___ Passage provided

Whenever advanced imaging for low-back pain gets knocked as the “poster child” for overutilization in U.S. healthcare—not an uncommon occurrence—the context of the charge tends to waft away, unconsidered. That’s problematic. To be sure, lumbar-spine MRI in particular has a dicey cost-benefit proposition all its own. The scan’s technical component alone can ring up a bill north of $3,000.
However, the initial outlay can end up looking like nickels and dimes when compared to the high price paid for too much follow-up care generated by the scan.
Jeffrey Jarvik, MD, MPH, lead researcher in the eagerly anticipated (and nearly finished) “Lumbar Imaging with Reporting of Epidemiology” (LIRE) study, discussed this angle of the story in a recent interview.
“Spine imaging is sort of like a gateway drug in that it opens the door to everything that happens downstream,” says Jarvik, a professor of radiology, neuroradiology, health services and neurological surgery at the University of Washington in Seattle. “It potentially leads to questionably needed interventions, which can raise the question of whether the spine imaging was necessary in the first place.”
Jarvik points out that upwards of 80 percent of Americans experience low-back pain at some point in their lives. That’s a lot of sore backs, so any change in patterns of care for the complaint can yield major gains—or losses—at the level of population health.
Indeed, a 2016 JAMA analysis found that pain in the back and neck comprises the third largest clinical category of healthcare spending, at nearly $90 billion. Only diabetes and heart disease generate more costs.
What’s more, any interventions taken for back pain may end up being harmful, Jarvik says. He cites as an example a prescription painkiller addiction that, months or years later, traces to an initial scan of questionable necessity. “A cascade of unwanted effects can follow that scan with potentially enormous consequences in terms of both costs to society and disability to individuals,” he says.

______
___ Data listing

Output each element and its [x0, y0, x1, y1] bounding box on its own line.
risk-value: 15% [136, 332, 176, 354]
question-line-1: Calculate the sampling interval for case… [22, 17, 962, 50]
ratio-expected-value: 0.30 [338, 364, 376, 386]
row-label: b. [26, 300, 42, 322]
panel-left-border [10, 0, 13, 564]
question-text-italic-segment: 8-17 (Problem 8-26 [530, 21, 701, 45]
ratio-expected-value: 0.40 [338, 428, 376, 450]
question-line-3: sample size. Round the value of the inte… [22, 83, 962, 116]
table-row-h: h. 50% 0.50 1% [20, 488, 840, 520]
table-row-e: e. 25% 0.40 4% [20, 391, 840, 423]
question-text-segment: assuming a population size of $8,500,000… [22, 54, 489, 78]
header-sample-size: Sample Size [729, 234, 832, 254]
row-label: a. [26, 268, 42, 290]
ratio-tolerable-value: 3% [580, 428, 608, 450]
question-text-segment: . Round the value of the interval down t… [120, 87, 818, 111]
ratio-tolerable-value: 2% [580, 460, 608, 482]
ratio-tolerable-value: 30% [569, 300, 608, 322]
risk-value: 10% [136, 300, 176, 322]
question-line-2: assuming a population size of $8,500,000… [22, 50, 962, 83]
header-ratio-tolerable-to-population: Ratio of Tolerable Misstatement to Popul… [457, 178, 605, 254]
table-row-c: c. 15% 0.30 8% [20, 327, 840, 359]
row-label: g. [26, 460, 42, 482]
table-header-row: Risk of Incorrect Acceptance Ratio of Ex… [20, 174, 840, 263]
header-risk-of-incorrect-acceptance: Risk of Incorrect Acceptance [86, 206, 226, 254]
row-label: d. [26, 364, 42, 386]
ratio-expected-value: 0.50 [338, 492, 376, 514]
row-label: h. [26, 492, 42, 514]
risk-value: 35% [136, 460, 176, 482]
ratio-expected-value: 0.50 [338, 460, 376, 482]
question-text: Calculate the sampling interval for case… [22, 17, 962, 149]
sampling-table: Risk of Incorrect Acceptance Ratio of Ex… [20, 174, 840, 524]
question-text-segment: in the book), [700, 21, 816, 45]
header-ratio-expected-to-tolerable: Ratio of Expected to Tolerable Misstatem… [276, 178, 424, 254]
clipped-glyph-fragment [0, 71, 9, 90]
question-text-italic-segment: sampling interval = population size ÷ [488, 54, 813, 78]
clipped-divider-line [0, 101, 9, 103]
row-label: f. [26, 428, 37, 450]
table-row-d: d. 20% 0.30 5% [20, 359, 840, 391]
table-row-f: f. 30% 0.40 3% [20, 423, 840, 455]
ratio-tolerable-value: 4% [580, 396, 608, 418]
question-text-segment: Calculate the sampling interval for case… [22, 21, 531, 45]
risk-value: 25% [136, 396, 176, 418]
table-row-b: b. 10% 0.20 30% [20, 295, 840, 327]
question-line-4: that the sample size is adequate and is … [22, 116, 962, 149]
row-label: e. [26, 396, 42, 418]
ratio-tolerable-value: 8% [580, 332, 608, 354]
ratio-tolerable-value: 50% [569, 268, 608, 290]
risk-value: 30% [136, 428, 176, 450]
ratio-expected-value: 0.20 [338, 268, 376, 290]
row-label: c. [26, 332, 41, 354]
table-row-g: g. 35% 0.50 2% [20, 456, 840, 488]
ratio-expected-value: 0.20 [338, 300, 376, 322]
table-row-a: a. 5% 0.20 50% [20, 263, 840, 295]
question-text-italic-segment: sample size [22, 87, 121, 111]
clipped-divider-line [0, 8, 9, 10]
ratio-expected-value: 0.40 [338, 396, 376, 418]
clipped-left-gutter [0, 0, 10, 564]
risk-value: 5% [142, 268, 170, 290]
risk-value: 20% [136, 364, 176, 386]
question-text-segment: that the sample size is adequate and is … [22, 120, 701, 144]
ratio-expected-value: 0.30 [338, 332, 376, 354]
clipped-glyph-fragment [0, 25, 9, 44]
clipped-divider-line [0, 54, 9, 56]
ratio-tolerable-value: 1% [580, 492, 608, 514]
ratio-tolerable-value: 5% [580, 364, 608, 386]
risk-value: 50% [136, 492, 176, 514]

______

Activity list -
1. How would you render this sentence from the article on lumbar-spine imaging in Spanish: "Only diabetes and heart disease generate more costs."?
2. Could you resume the article on lumbar-spine imaging, picking up right after its final sentence?

Results for each task -
1. Solo la diabetes y las enfermedades cardíacas generan más costos.

2.
Add to this potentiality the research showing unimproved outcomes despite all-but-unabated imaging—a Health Affairs study published in 2017 found a measly 4 percent decrease in “low-value” back imagining nearly three years after the launch of Choosing Wisely—and Jarvik’s recommendation moves beyond debate:
“More prudent use of spine imaging is critical,” he says. “And the easier we can make it to educate people about potential downsides of over-ordering lumbar spine imaging—the more radiologists can put into context what the findings actually mean—the better the chances for seeing more rational use of spine imaging.”
PAMA Alone Won’t Solve
Doctors ordering any nonemergent advanced imaging will soon have no choice but to think twice. As of January 2020, they’ll need to show they consulted evidence-based guidelines via a clinical decision support (CDS) tool in order to avoid payment penalties under PAMA, the Protecting Access to Medicare Act. Payment adjustments will kick in a year later, and private payers are sure to follow suit once the die is cast.
Jarvik notes that it will take more than just a mandate to ensure a meaningful experience for providers and patients and, when imaging is involved, radiologists.
“Ultimately, involving patients and radiologists in the decision about whether to order diagnostic tests is going to be important to the advance of shared medical decision-making,” he says. “This is where medicine needs to go.”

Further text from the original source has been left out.